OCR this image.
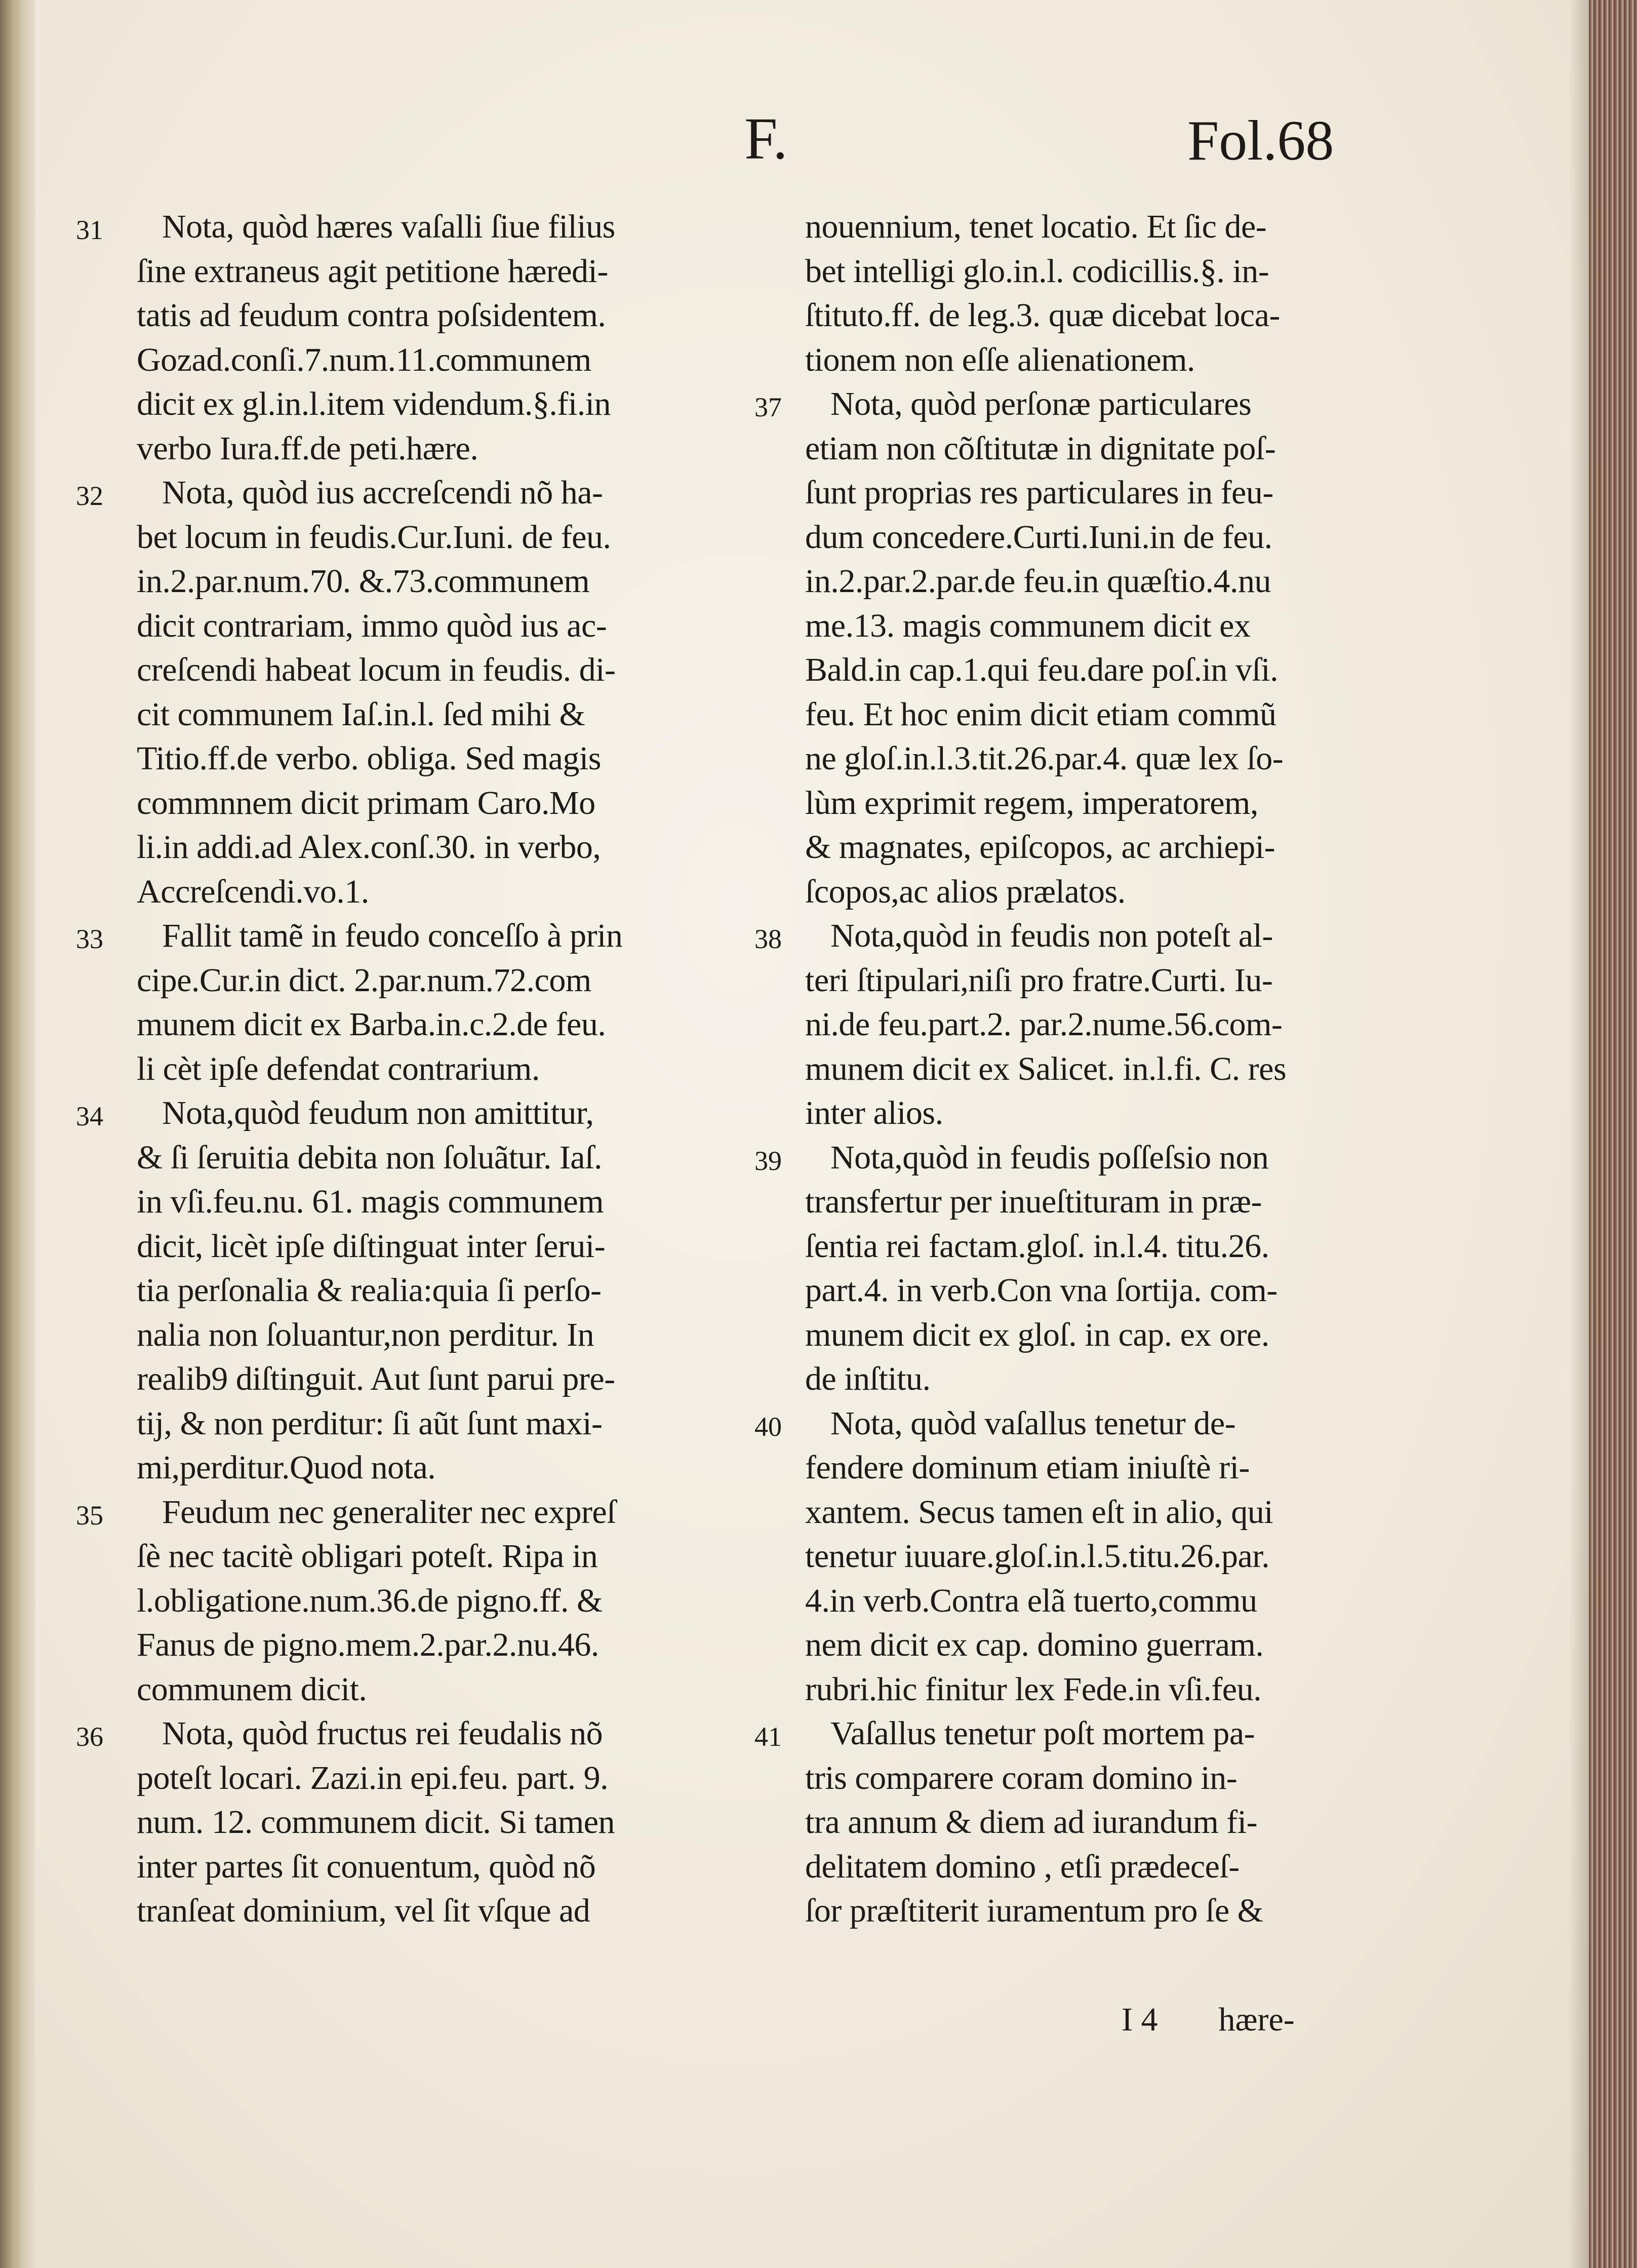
F.	Fol.68
31 Nota, quòd hæres vaſalli ſiue filius
ſine extraneus agit petitione hæredi-
tatis ad feudum contra poſsidentem.
Gozad.conſi.7.num.11.communem
dicit ex gl.in.l.item videndum.§.fi.in
verbo Iura.ff.de peti.hære.
32 Nota, quòd ius accreſcendi nõ ha-
bet locum in feudis.Cur.Iuni. de feu.
in.2.par.num.70. &.73.communem
dicit contrariam, immo quòd ius ac-
creſcendi habeat locum in feudis. di-
cit communem Iaſ.in.l. ſed mihi &
Titio.ff.de verbo. obliga. Sed magis
commnnem dicit primam Caro.Mo
li.in addi.ad Alex.conſ.30. in verbo,
Accreſcendi.vo.1.
33 Fallit tamẽ in feudo conceſſo à prin
cipe.Cur.in dict. 2.par.num.72.com
munem dicit ex Barba.in.c.2.de feu.
li cèt ipſe defendat contrarium.
34 Nota,quòd feudum non amittitur,
& ſi ſeruitia debita non ſoluãtur. Iaſ.
in vſi.feu.nu. 61. magis communem
dicit, licèt ipſe diſtinguat inter ſerui-
tia perſonalia & realia:quia ſi perſo-
nalia non ſoluantur,non perditur. In
realib9 diſtinguit. Aut ſunt parui pre-
tij, & non perditur: ſi aũt ſunt maxi-
mi,perditur.Quod nota.
35 Feudum nec generaliter nec expreſ
ſè nec tacitè obligari poteſt. Ripa in
l.obligatione.num.36.de pigno.ff. &
Fanus de pigno.mem.2.par.2.nu.46.
communem dicit.
36 Nota, quòd fructus rei feudalis nõ
poteſt locari. Zazi.in epi.feu. part. 9.
num. 12. communem dicit. Si tamen
inter partes ſit conuentum, quòd nõ
tranſeat dominium, vel ſit vſque ad
nouennium, tenet locatio. Et ſic de-
bet intelligi glo.in.l. codicillis.§. in-
ſtituto.ff. de leg.3. quæ dicebat loca-
tionem non eſſe alienationem.
37 Nota, quòd perſonæ particulares
etiam non cõſtitutæ in dignitate poſ-
ſunt proprias res particulares in feu-
dum concedere.Curti.Iuni.in de feu.
in.2.par.2.par.de feu.in quæſtio.4.nu
me.13. magis communem dicit ex
Bald.in cap.1.qui feu.dare poſ.in vſi.
feu. Et hoc enim dicit etiam commũ
ne gloſ.in.l.3.tit.26.par.4. quæ lex ſo-
lùm exprimit regem, imperatorem,
& magnates, epiſcopos, ac archiepi-
ſcopos,ac alios prælatos.
38 Nota,quòd in feudis non poteſt al-
teri ſtipulari,niſi pro fratre.Curti. Iu-
ni.de feu.part.2. par.2.nume.56.com-
munem dicit ex Salicet. in.l.fi. C. res
inter alios.
39 Nota,quòd in feudis poſſeſsio non
transfertur per inueſtituram in præ-
ſentia rei factam.gloſ. in.l.4. titu.26.
part.4. in verb.Con vna ſortija. com-
munem dicit ex gloſ. in cap. ex ore.
de inſtitu.
40 Nota, quòd vaſallus tenetur de-
fendere dominum etiam iniuſtè ri-
xantem. Secus tamen eſt in alio, qui
tenetur iuuare.gloſ.in.l.5.titu.26.par.
4.in verb.Contra elã tuerto,commu
nem dicit ex cap. domino guerram.
rubri.hic finitur lex Fede.in vſi.feu.
41 Vaſallus tenetur poſt mortem pa-
tris comparere coram domino in-
tra annum & diem ad iurandum fi-
delitatem domino , etſi prædeceſ-
ſor præſtiterit iuramentum pro ſe &
I 4 hære-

• TO BE DONE
Pull out all lines from the listing that contain the string "ſunt".

• THE RESULT
realib9 diſtinguit. Aut ſunt parui pre-
tij, & non perditur: ſi aũt ſunt maxi-
ſunt proprias res particulares in feu-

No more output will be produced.